[Directions for this task]: Pick out the lines below that contain the string "text" and copy them all.

[The data]:
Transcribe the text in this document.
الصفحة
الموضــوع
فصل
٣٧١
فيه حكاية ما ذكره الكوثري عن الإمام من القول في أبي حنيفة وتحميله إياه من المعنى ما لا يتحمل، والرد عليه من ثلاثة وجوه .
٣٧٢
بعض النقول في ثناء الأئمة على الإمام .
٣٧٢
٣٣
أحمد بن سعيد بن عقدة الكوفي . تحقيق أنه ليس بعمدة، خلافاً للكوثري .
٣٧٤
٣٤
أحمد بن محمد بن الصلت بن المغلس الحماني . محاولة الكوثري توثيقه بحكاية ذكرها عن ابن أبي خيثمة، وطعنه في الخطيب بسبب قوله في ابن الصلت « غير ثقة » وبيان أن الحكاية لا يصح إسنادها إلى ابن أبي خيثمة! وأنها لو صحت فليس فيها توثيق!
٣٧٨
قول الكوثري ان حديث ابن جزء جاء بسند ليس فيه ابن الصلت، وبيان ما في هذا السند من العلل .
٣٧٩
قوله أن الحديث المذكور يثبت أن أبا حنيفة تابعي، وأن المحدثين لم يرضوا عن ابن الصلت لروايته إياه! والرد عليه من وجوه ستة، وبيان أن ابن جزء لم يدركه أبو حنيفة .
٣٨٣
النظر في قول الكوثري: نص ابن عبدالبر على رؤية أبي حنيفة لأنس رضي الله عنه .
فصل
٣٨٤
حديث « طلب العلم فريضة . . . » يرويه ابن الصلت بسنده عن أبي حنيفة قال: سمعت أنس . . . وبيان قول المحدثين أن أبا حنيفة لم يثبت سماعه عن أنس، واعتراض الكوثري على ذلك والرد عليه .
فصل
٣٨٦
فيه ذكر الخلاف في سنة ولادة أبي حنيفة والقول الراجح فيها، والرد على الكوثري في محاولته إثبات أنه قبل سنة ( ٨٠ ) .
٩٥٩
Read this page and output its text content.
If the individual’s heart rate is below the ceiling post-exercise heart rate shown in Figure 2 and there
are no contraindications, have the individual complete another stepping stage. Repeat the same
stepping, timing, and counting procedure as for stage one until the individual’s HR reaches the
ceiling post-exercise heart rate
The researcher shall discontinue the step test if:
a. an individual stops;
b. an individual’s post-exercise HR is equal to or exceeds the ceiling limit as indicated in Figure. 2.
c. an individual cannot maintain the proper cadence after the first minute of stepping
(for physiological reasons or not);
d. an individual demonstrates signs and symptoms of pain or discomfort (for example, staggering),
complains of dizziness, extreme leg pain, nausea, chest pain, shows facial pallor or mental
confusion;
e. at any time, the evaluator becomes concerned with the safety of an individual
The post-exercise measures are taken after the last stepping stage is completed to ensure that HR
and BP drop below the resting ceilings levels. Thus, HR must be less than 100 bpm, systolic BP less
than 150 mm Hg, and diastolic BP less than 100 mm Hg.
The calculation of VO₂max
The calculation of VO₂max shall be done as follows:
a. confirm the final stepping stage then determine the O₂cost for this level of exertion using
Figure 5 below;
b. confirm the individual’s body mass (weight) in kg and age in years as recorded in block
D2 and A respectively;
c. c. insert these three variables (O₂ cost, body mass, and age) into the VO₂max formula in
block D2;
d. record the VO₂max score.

[Written solution]:
Transcribe the text in this document.
Read this page and output its text content.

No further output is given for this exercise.